* _Short exercise_
Each entry must appear again exactly as it does in the source.

_ _ _ _

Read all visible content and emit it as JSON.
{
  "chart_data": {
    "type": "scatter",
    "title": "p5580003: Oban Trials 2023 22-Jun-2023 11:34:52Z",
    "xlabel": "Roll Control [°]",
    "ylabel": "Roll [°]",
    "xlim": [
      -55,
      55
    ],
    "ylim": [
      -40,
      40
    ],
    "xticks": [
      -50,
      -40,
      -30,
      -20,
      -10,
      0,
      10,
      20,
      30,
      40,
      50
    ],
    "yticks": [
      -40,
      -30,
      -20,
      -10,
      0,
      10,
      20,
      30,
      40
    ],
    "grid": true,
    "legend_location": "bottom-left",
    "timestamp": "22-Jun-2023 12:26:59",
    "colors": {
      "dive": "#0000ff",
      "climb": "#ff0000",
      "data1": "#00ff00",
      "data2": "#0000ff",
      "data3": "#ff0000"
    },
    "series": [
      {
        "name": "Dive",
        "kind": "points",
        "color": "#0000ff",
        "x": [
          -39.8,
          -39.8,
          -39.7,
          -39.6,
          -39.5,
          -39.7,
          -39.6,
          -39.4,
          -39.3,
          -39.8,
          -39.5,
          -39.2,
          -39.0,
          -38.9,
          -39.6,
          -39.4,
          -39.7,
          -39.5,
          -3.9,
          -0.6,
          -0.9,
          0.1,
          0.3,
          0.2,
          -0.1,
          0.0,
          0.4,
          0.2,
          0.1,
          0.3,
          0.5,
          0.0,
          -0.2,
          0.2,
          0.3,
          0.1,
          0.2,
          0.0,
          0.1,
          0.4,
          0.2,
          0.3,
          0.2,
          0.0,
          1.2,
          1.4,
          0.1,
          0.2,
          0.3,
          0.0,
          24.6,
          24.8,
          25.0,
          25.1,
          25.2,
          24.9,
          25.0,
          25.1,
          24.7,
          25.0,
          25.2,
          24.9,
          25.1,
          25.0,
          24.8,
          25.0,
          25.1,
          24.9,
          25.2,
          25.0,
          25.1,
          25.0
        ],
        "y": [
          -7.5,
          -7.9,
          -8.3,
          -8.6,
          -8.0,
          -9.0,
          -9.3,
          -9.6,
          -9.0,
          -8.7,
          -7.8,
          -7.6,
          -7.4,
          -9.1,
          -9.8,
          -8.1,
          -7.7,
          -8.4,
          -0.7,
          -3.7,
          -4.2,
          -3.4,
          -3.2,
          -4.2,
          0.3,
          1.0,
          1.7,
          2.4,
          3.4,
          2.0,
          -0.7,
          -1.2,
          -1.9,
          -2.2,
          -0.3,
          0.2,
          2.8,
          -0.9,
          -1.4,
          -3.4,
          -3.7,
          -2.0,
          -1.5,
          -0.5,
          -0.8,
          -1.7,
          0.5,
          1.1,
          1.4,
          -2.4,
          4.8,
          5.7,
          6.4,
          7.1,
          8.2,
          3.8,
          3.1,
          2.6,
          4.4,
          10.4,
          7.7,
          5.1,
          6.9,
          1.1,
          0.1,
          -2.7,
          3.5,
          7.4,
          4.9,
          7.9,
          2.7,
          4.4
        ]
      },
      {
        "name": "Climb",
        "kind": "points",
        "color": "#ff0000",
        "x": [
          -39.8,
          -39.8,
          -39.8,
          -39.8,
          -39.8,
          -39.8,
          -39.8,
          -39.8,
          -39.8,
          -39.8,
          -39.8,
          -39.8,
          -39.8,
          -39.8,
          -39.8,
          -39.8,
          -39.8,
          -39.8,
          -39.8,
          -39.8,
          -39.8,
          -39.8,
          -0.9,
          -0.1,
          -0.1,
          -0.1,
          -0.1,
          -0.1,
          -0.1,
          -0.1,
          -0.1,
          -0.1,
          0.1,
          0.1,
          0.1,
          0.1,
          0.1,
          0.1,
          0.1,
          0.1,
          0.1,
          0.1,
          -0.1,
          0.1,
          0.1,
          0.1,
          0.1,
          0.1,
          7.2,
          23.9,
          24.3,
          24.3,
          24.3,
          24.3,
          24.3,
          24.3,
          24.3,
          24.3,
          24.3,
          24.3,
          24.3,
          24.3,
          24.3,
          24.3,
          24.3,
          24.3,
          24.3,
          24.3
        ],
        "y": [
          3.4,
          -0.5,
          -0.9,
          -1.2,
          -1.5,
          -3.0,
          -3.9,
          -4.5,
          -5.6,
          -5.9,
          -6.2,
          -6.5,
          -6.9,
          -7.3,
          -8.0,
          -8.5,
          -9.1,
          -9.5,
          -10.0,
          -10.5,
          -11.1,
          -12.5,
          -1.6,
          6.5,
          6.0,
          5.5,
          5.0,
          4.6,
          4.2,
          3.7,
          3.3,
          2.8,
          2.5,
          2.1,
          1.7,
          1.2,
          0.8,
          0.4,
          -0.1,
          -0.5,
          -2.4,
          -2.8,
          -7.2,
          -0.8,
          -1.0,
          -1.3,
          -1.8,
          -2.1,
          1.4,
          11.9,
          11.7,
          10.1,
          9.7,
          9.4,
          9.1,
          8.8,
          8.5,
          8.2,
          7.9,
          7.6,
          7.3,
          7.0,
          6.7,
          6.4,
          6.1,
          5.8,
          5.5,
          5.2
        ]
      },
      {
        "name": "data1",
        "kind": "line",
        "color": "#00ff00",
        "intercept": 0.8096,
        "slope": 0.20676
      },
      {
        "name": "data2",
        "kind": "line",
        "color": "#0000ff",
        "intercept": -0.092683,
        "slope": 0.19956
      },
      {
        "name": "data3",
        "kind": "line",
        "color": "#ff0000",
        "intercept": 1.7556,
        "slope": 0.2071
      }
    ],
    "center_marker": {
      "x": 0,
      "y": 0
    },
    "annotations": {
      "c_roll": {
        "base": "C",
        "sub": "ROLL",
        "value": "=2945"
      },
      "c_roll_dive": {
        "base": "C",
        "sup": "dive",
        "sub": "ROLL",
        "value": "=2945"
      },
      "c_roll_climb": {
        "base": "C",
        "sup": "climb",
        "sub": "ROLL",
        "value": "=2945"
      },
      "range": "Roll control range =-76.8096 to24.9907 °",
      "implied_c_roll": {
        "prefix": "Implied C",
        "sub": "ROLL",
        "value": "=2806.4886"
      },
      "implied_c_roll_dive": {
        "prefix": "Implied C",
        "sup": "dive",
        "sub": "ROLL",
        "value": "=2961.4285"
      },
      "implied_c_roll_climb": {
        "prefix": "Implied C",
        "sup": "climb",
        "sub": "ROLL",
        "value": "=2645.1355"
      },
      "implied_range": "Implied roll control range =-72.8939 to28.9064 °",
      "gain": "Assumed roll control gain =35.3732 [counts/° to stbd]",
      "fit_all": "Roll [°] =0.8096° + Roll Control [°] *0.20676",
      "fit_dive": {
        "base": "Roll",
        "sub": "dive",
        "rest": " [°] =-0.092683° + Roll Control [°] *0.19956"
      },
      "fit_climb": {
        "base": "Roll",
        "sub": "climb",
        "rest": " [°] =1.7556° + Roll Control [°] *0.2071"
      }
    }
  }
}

_ _ _ _

* _Problem solution_
Read all visible content and emit it as JSON.
{
  "chart_data": {
    "type": "scatter",
    "title": "p5580003: Oban Trials 2023 22-Jun-2023 11:34:52Z",
    "xlabel": "Roll Control [°]",
    "ylabel": "Roll [°]",
    "xlim": [
      -55,
      55
    ],
    "ylim": [
      -40,
      40
    ],
    "xticks": [
      -50,
      -40,
      -30,
      -20,
      -10,
      0,
      10,
      20,
      30,
      40,
      50
    ],
    "yticks": [
      -40,
      -30,
      -20,
      -10,
      0,
      10,
      20,
      30,
      40
    ],
    "grid": true,
    "legend_location": "bottom-left",
    "timestamp": "22-Jun-2023 12:26:59",
    "colors": {
      "dive": "#0000ff",
      "climb": "#ff0000",
      "data1": "#00ff00",
      "data2": "#0000ff",
      "data3": "#ff0000"
    },
    "series": [
      {
        "name": "Dive",
        "kind": "points",
        "color": "#0000ff",
        "x": [
          -39.8,
          -39.8,
          -39.7,
          -39.6,
          -39.5,
          -39.7,
          -39.6,
          -39.4,
          -39.3,
          -39.8,
          -39.5,
          -39.2,
          -39.0,
          -38.9,
          -39.6,
          -39.4,
          -39.7,
          -39.5,
          -3.9,
          -0.6,
          -0.9,
          0.1,
          0.3,
          0.2,
          -0.1,
          0.0,
          0.4,
          0.2,
          0.1,
          0.3,
          0.5,
          0.0,
          -0.2,
          0.2,
          0.3,
          0.1,
          0.2,
          0.0,
          0.1,
          0.4,
          0.2,
          0.3,
          0.2,
          0.0,
          1.2,
          1.4,
          0.1,
          0.2,
          0.3,
          0.0,
          24.6,
          24.8,
          25.0,
          25.1,
          25.2,
          24.9,
          25.0,
          25.1,
          24.7,
          25.0,
          25.2,
          24.9,
          25.1,
          25.0,
          24.8,
          25.0,
          25.1,
          24.9,
          25.2,
          25.0,
          25.1,
          25.0
        ],
        "y": [
          -7.5,
          -7.9,
          -8.3,
          -8.6,
          -8.0,
          -9.0,
          -9.3,
          -9.6,
          -9.0,
          -8.7,
          -7.8,
          -7.6,
          -7.4,
          -9.1,
          -9.8,
          -8.1,
          -7.7,
          -8.4,
          -0.7,
          -3.7,
          -4.2,
          -3.4,
          -3.2,
          -4.2,
          0.3,
          1.0,
          1.7,
          2.4,
          3.4,
          2.0,
          -0.7,
          -1.2,
          -1.9,
          -2.2,
          -0.3,
          0.2,
          2.8,
          -0.9,
          -1.4,
          -3.4,
          -3.7,
          -2.0,
          -1.5,
          -0.5,
          -0.8,
          -1.7,
          0.5,
          1.1,
          1.4,
          -2.4,
          4.8,
          5.7,
          6.4,
          7.1,
          8.2,
          3.8,
          3.1,
          2.6,
          4.4,
          10.4,
          7.7,
          5.1,
          6.9,
          1.1,
          0.1,
          -2.7,
          3.5,
          7.4,
          4.9,
          7.9,
          2.7,
          4.4
        ]
      },
      {
        "name": "Climb",
        "kind": "points",
        "color": "#ff0000",
        "x": [
          -39.8,
          -39.8,
          -39.8,
          -39.8,
          -39.8,
          -39.8,
          -39.8,
          -39.8,
          -39.8,
          -39.8,
          -39.8,
          -39.8,
          -39.8,
          -39.8,
          -39.8,
          -39.8,
          -39.8,
          -39.8,
          -39.8,
          -39.8,
          -39.8,
          -39.8,
          -0.9,
          -0.1,
          -0.1,
          -0.1,
          -0.1,
          -0.1,
          -0.1,
          -0.1,
          -0.1,
          -0.1,
          0.1,
          0.1,
          0.1,
          0.1,
          0.1,
          0.1,
          0.1,
          0.1,
          0.1,
          0.1,
          -0.1,
          0.1,
          0.1,
          0.1,
          0.1,
          0.1,
          7.2,
          23.9,
          24.3,
          24.3,
          24.3,
          24.3,
          24.3,
          24.3,
          24.3,
          24.3,
          24.3,
          24.3,
          24.3,
          24.3,
          24.3,
          24.3,
          24.3,
          24.3,
          24.3,
          24.3
        ],
        "y": [
          3.4,
          -0.5,
          -0.9,
          -1.2,
          -1.5,
          -3.0,
          -3.9,
          -4.5,
          -5.6,
          -5.9,
          -6.2,
          -6.5,
          -6.9,
          -7.3,
          -8.0,
          -8.5,
          -9.1,
          -9.5,
          -10.0,
          -10.5,
          -11.1,
          -12.5,
          -1.6,
          6.5,
          6.0,
          5.5,
          5.0,
          4.6,
          4.2,
          3.7,
          3.3,
          2.8,
          2.5,
          2.1,
          1.7,
          1.2,
          0.8,
          0.4,
          -0.1,
          -0.5,
          -2.4,
          -2.8,
          -7.2,
          -0.8,
          -1.0,
          -1.3,
          -1.8,
          -2.1,
          1.4,
          11.9,
          11.7,
          10.1,
          9.7,
          9.4,
          9.1,
          8.8,
          8.5,
          8.2,
          7.9,
          7.6,
          7.3,
          7.0,
          6.7,
          6.4,
          6.1,
          5.8,
          5.5,
          5.2
        ]
      },
      {
        "name": "data1",
        "kind": "line",
        "color": "#00ff00",
        "intercept": 0.8096,
        "slope": 0.20676
      },
      {
        "name": "data2",
        "kind": "line",
        "color": "#0000ff",
        "intercept": -0.092683,
        "slope": 0.19956
      },
      {
        "name": "data3",
        "kind": "line",
        "color": "#ff0000",
        "intercept": 1.7556,
        "slope": 0.2071
      }
    ],
    "center_marker": {
      "x": 0,
      "y": 0
    },
    "annotations": {
      "c_roll": {
        "base": "C",
        "sub": "ROLL",
        "value": "=2945"
      },
      "c_roll_dive": {
        "base": "C",
        "sup": "dive",
        "sub": "ROLL",
        "value": "=2945"
      },
      "c_roll_climb": {
        "base": "C",
        "sup": "climb",
        "sub": "ROLL",
        "value": "=2945"
      },
      "range": "Roll control range =-76.8096 to24.9907 °",
      "implied_c_roll": {
        "prefix": "Implied C",
        "sub": "ROLL",
        "value": "=2806.4886"
      },
      "implied_c_roll_dive": {
        "prefix": "Implied C",
        "sup": "dive",
        "sub": "ROLL",
        "value": "=2961.4285"
      },
      "implied_c_roll_climb": {
        "prefix": "Implied C",
        "sup": "climb",
        "sub": "ROLL",
        "value": "=2645.1355"
      },
      "implied_range": "Implied roll control range =-72.8939 to28.9064 °",
      "gain": "Assumed roll control gain =35.3732 [counts/° to stbd]",
      "fit_all": "Roll [°] =0.8096° + Roll Control [°] *0.20676",
      "fit_dive": {
        "base": "Roll",
        "sub": "dive",
        "rest": " [°] =-0.092683° + Roll Control [°] *0.19956"
      },
      "fit_climb": {
        "base": "Roll",
        "sub": "climb",
        "rest": " [°] =1.7556° + Roll Control [°] *0.2071"
      }
    }
  }
}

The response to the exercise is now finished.